**Entries shown**
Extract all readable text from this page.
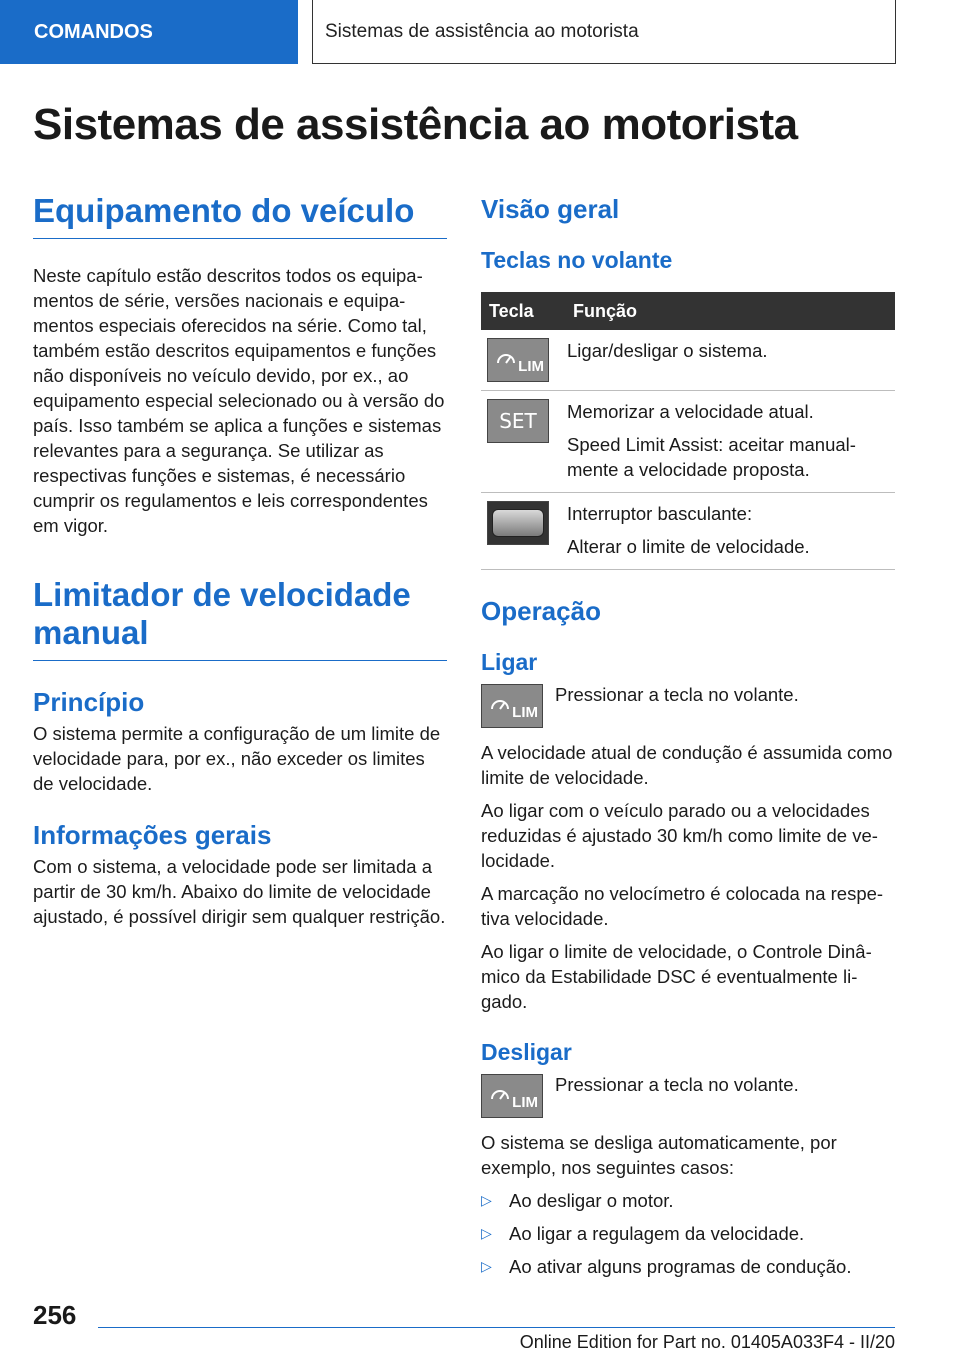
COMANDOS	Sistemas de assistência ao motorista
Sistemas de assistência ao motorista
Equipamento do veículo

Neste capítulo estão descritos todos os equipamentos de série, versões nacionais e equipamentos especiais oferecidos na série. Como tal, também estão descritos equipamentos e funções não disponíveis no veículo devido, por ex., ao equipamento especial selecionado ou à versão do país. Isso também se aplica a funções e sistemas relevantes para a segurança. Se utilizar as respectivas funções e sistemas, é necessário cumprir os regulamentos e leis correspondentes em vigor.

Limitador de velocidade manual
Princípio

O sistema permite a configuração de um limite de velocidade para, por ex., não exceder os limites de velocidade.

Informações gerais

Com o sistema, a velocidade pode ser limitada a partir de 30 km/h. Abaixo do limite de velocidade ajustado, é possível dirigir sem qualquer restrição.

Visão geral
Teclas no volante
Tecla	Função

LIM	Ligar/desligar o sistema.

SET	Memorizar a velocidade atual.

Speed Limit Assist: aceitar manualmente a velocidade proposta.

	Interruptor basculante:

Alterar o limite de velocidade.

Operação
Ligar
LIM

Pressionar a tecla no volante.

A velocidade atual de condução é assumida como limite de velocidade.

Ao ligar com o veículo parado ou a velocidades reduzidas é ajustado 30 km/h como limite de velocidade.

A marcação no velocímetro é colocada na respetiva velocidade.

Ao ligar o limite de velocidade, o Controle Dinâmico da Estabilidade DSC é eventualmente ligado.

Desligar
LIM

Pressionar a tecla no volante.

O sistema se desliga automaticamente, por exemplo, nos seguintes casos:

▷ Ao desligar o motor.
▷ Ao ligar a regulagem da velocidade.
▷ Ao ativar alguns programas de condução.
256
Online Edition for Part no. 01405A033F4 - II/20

**Exercise**
From the records given above, reproduce all text exactly and exclude each picture.

**Answer**
Extract all readable text from this page.
COMANDOS	Sistemas de assistência ao motorista
Sistemas de assistência ao motorista
Equipamento do veículo

Neste capítulo estão descritos todos os equipamentos de série, versões nacionais e equipamentos especiais oferecidos na série. Como tal, também estão descritos equipamentos e funções não disponíveis no veículo devido, por ex., ao equipamento especial selecionado ou à versão do país. Isso também se aplica a funções e sistemas relevantes para a segurança. Se utilizar as respectivas funções e sistemas, é necessário cumprir os regulamentos e leis correspondentes em vigor.

Limitador de velocidade manual
Princípio

O sistema permite a configuração de um limite de velocidade para, por ex., não exceder os limites de velocidade.

Informações gerais

Com o sistema, a velocidade pode ser limitada a partir de 30 km/h. Abaixo do limite de velocidade ajustado, é possível dirigir sem qualquer restrição.

Visão geral
Teclas no volante
Tecla	Função

LIM	Ligar/desligar o sistema.

SET	Memorizar a velocidade atual.

Speed Limit Assist: aceitar manualmente a velocidade proposta.

	Interruptor basculante:

Alterar o limite de velocidade.

Operação
Ligar
LIM

Pressionar a tecla no volante.

A velocidade atual de condução é assumida como limite de velocidade.

Ao ligar com o veículo parado ou a velocidades reduzidas é ajustado 30 km/h como limite de velocidade.

A marcação no velocímetro é colocada na respetiva velocidade.

Ao ligar o limite de velocidade, o Controle Dinâmico da Estabilidade DSC é eventualmente ligado.

Desligar
LIM

Pressionar a tecla no volante.

O sistema se desliga automaticamente, por exemplo, nos seguintes casos:

▷ Ao desligar o motor.
▷ Ao ligar a regulagem da velocidade.
▷ Ao ativar alguns programas de condução.
256
Online Edition for Part no. 01405A033F4 - II/20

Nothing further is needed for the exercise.